> _What is expected_: Check each line of the records for "Relative"; collect those that have it.

>> start

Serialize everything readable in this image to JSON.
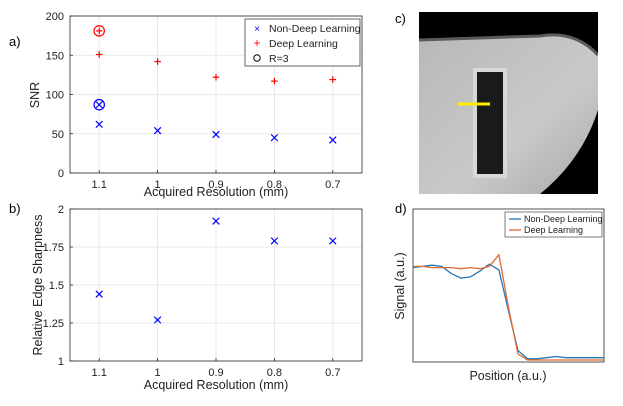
{
  "chart_data": [
    {
      "id": "a",
      "panel_label": "a)",
      "type": "scatter",
      "xlabel": "Acquired Resolution (mm)",
      "ylabel": "SNR",
      "x_tick_labels": [
        "1.1",
        "1",
        "0.9",
        "0.8",
        "0.7"
      ],
      "x_values": [
        1.1,
        1.0,
        0.9,
        0.8,
        0.7
      ],
      "xlim": [
        1.15,
        0.65
      ],
      "ylim": [
        0,
        200
      ],
      "y_ticks": [
        0,
        50,
        100,
        150,
        200
      ],
      "grid": true,
      "legend_position": "top-right",
      "series": [
        {
          "name": "Non-Deep Learning",
          "marker": "x",
          "color": "#0000ff",
          "values": [
            62,
            54,
            49,
            45,
            42
          ]
        },
        {
          "name": "Deep Learning",
          "marker": "+",
          "color": "#ff0000",
          "values": [
            151,
            142,
            122,
            117,
            119
          ]
        }
      ],
      "annotations": [
        {
          "name": "R=3",
          "marker": "circle",
          "x": 1.1,
          "y": 181,
          "color": "#ff0000",
          "inner": "+"
        },
        {
          "name": "R=3",
          "marker": "circle",
          "x": 1.1,
          "y": 87,
          "color": "#0000ff",
          "inner": "x"
        }
      ],
      "legend": [
        {
          "label": "Non-Deep Learning",
          "marker": "x",
          "color": "#0000ff"
        },
        {
          "label": "Deep Learning",
          "marker": "+",
          "color": "#ff0000"
        },
        {
          "label": "R=3",
          "marker": "circle",
          "color": "#000000"
        }
      ]
    },
    {
      "id": "b",
      "panel_label": "b)",
      "type": "scatter",
      "xlabel": "Acquired Resolution (mm)",
      "ylabel": "Relative Edge Sharpness",
      "x_tick_labels": [
        "1.1",
        "1",
        "0.9",
        "0.8",
        "0.7"
      ],
      "x_values": [
        1.1,
        1.0,
        0.9,
        0.8,
        0.7
      ],
      "xlim": [
        1.15,
        0.65
      ],
      "ylim": [
        1,
        2
      ],
      "y_ticks": [
        1,
        1.25,
        1.5,
        1.75,
        2
      ],
      "y_tick_labels": [
        "1",
        "1.25",
        "1.5",
        "1.75",
        "2"
      ],
      "grid": true,
      "series": [
        {
          "name": "Relative Edge Sharpness",
          "marker": "x",
          "color": "#0000ff",
          "values": [
            1.44,
            1.27,
            1.92,
            1.79,
            1.79
          ]
        }
      ]
    },
    {
      "id": "d",
      "panel_label": "d)",
      "type": "line",
      "xlabel": "Position (a.u.)",
      "ylabel": "Signal (a.u.)",
      "axes_ticks": false,
      "legend_position": "top-right",
      "x": [
        0,
        5,
        10,
        15,
        20,
        25,
        30,
        35,
        40,
        45,
        50,
        55,
        60,
        65,
        70,
        75,
        80,
        85,
        90,
        95,
        100
      ],
      "series": [
        {
          "name": "Non-Deep Learning",
          "color": "#1f77b4",
          "values": [
            0.79,
            0.8,
            0.81,
            0.8,
            0.74,
            0.7,
            0.71,
            0.76,
            0.82,
            0.77,
            0.42,
            0.08,
            0.01,
            0.01,
            0.02,
            0.03,
            0.02,
            0.02,
            0.02,
            0.02,
            0.02
          ]
        },
        {
          "name": "Deep Learning",
          "color": "#e36a2e",
          "values": [
            0.8,
            0.8,
            0.79,
            0.79,
            0.79,
            0.78,
            0.79,
            0.78,
            0.8,
            0.9,
            0.45,
            0.05,
            0.0,
            0.0,
            0.0,
            0.0,
            0.0,
            0.0,
            0.0,
            0.0,
            0.0
          ]
        }
      ]
    }
  ],
  "image_panel": {
    "panel_label": "c)",
    "description_icon": "mri-phantom-image"
  }
}
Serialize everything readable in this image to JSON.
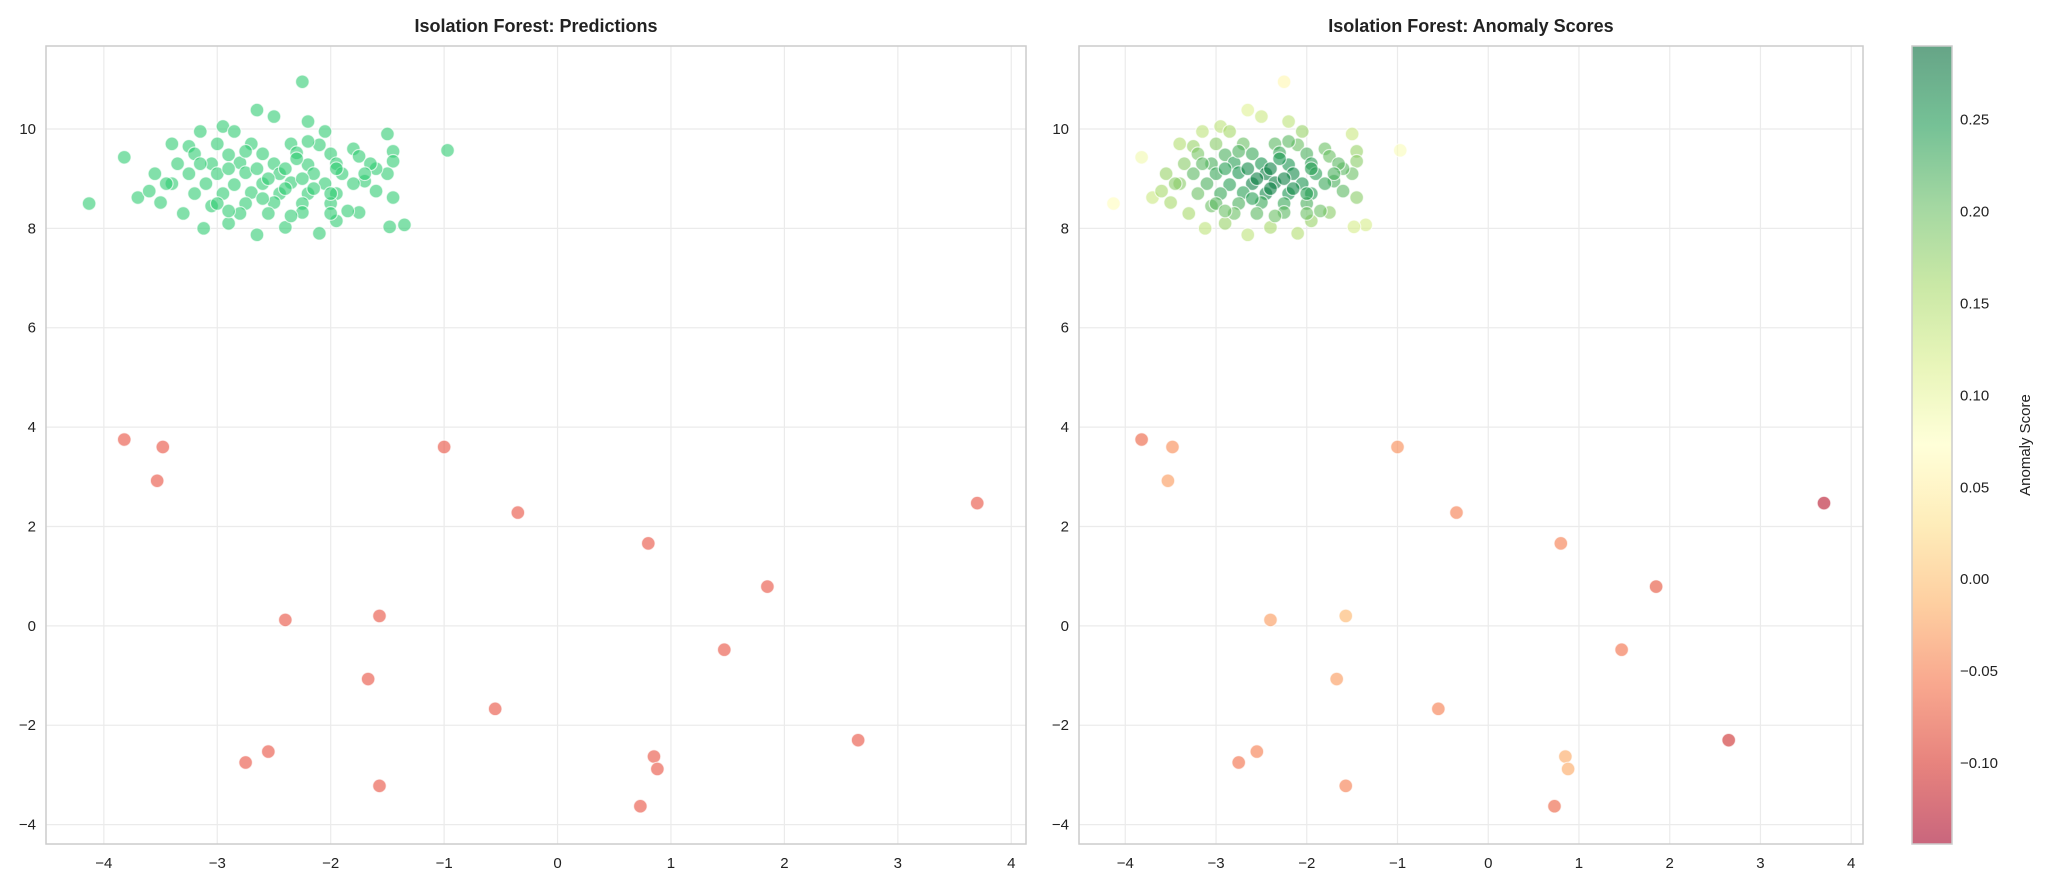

>> end

> _Written reply_:
      "ylabel": "Relative Edge Sharpness",
          "name": "Relative Edge Sharpness",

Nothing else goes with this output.